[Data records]

--------------------------------

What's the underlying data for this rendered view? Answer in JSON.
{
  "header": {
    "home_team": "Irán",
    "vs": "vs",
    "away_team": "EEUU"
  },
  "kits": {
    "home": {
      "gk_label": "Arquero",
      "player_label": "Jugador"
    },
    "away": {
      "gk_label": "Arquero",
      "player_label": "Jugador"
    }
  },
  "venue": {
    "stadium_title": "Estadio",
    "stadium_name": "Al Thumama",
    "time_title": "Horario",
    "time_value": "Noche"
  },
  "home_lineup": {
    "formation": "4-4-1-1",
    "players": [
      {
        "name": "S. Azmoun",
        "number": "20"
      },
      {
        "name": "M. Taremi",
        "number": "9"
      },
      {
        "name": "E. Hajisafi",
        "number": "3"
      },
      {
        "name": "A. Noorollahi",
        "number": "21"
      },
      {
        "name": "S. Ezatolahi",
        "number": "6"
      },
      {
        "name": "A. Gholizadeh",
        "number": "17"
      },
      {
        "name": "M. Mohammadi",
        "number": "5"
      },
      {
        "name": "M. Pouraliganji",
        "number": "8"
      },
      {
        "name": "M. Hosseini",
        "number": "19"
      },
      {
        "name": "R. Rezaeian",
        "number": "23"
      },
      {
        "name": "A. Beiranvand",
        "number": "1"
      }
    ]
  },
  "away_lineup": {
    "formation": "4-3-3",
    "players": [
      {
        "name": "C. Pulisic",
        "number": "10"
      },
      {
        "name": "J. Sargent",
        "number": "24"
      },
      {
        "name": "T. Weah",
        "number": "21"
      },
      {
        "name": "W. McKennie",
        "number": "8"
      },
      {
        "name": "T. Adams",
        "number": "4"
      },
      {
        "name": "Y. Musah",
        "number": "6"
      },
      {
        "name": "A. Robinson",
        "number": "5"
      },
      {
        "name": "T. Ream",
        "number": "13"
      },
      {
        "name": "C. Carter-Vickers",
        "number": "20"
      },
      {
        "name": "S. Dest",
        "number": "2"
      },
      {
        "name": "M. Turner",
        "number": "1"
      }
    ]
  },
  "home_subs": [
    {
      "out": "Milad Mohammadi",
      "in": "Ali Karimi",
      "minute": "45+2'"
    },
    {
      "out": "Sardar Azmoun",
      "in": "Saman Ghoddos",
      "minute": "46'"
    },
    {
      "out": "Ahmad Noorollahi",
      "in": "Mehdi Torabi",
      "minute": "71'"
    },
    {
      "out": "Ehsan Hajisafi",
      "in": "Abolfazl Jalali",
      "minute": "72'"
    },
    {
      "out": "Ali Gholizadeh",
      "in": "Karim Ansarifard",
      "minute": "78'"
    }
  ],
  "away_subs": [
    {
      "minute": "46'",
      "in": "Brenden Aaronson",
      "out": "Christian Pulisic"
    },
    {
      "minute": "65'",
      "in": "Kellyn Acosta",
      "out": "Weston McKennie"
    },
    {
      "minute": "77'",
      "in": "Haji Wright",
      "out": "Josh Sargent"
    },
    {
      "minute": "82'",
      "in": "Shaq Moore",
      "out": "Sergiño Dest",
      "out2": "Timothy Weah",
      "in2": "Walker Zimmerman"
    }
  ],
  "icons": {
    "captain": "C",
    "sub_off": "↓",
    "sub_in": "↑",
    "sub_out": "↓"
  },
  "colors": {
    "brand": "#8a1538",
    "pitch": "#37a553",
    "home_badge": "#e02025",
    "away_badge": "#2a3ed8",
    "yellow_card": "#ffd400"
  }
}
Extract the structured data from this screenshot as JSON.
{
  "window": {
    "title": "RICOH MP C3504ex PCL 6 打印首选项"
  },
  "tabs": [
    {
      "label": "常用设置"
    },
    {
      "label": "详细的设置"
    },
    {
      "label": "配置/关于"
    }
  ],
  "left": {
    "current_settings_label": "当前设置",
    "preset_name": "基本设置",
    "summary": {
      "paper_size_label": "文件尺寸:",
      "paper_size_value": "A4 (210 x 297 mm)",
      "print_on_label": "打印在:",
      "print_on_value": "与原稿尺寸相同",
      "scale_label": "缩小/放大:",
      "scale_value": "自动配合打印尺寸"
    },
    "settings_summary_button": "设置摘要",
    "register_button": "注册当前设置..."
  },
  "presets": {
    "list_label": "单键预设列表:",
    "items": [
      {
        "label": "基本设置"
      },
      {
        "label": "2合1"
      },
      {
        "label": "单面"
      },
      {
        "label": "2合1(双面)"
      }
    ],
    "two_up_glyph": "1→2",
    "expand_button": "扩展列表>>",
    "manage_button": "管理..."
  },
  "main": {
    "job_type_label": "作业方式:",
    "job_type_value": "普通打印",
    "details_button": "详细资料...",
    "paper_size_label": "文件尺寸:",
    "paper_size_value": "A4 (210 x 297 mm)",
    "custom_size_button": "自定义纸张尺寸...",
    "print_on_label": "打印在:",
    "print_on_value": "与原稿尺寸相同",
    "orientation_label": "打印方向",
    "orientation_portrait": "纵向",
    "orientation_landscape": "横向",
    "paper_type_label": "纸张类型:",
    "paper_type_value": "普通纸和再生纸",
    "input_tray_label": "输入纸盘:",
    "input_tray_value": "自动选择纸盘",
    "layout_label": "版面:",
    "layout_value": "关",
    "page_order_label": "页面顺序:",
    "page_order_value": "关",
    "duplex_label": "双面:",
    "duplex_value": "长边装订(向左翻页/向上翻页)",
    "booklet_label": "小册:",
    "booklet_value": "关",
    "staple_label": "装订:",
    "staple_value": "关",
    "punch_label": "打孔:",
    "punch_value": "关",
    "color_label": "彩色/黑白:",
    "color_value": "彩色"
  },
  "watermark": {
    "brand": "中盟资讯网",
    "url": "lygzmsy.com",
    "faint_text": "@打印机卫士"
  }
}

--------------------------------

_TASK BRIEF_
Copy every line of the listing that contains the word "文件尺寸".

_RESULT_
      "paper_size_label": "文件尺寸:",
    "paper_size_label": "文件尺寸:",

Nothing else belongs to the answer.